**Quoted passage:**
******************************

# 4 First Fatties



## fbo13 (May 29, 2014)

My buddy and I decided to try our luck at fatties today, and ended up making 4 different "models"

First my buddy made the Bacon Burger Dog with home made BBQ sauce, onions, hot dogs and a cheddar cheese blend.













BBD.jpg



__ fbo13
__ May 29, 2014






I responded with my mother's meat loaf, fattie style with ham and mozzarella.













Meatloaf.jpg



__ fbo13
__ May 29, 2014






My friend then made a Salsa Bomb with red and green onions, jalapenos, home made salsa and cheese. 













Salsa Bomb.jpg



__ fbo13
__ May 29, 2014






To which I concluded with an inside out Shepard's Pie, with sauteed onions and mushrooms, cream corn and mashed potatoes with scallions. 













Shepards pie.jpg



__ fbo13
__ May 29, 2014


----------



## dirtsailor2003 (May 29, 2014)

Tasty looking fatties! Nice smoke!


----------



## smoking b (May 29, 2014)

Now those are some fine looking fatties!  
	

	
	
		
		



		
			






   You guys did great right off the bat  
	

	
	
		
		



		
		
	


	





   I'm gonna guess that there will be more fatties in your future


----------



## fbo13 (May 29, 2014)

Smoking B said:


> Now those are some fine looking fatties!
> 
> 
> 
> ...


Oh you can bet on that one.  We made people taste them too so see what they liked.  Highest praise seemed to go with the Inside Out Shepard's Pie, and the Salsa Bomb.

I've got something else up my sleeve for the next go around.


----------



## chestnutbloom (May 29, 2014)

Great looking fatties, are you sure this is your first time? I've been putting off doing my first for a while....


----------



## v8trdude (May 30, 2014)

" Duelling Fatties "    
	

	
	
		
		



		
		
	


	





      sounds like a great way to spend a day...don't think you will run out of volunteer taste testers looking at those...Very nice


----------



## fbo13 (May 30, 2014)

chestnutbloom said:


> Great looking fatties, are you sure this is your first time? I've been putting off doing my first for a while....


Yes sir, first time for both of us.  First things we learned were:  

1- Don't make it too big, the bacon will not completely cover it.  The Salsa Bomb learned this the long way.

2- Don't over stuff with soft ingredients.  The Shepard's pie had a few issues with potatoes and cream corn coming out while rolling and a small leak while cooking.  Some times, less is more.


v8trdude said:


> " Duelling Fatties "
> 
> 
> 
> ...


I have the impression that if we would have advertised that we were making these we would of had more than a few requests to be samplers.  

Instead, I have requests to make them again, for parties, get togethers, Tuesday lunches etc.  Sounds like fun.


----------



## ishbbq (May 31, 2014)

I'm really hawngry now... thanks for that!


----------



## fbo13 (May 31, 2014)

ishbbq said:


> I'm really hawngry now... thanks for that!


Any time!


----------

******************************

**Information provided:**
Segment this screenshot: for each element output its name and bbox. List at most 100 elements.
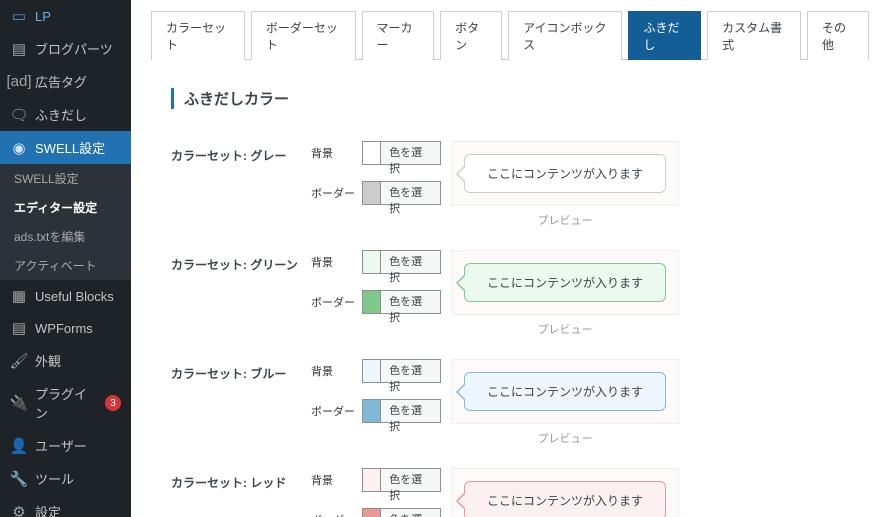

******************************

**Work to complete:** Could you give the fatties thread again from "I have the impression" up to and including "ishbbq (May 31, 2014)", with "samplers" changed to "taste testers"?

**Solution to the exercise:**
I have the impression that if we would have advertised that we were making these we would of had more than a few requests to be taste testers.  

Instead, I have requests to make them again, for parties, get togethers, Tuesday lunches etc.  Sounds like fun.


----------



## ishbbq (May 31, 2014)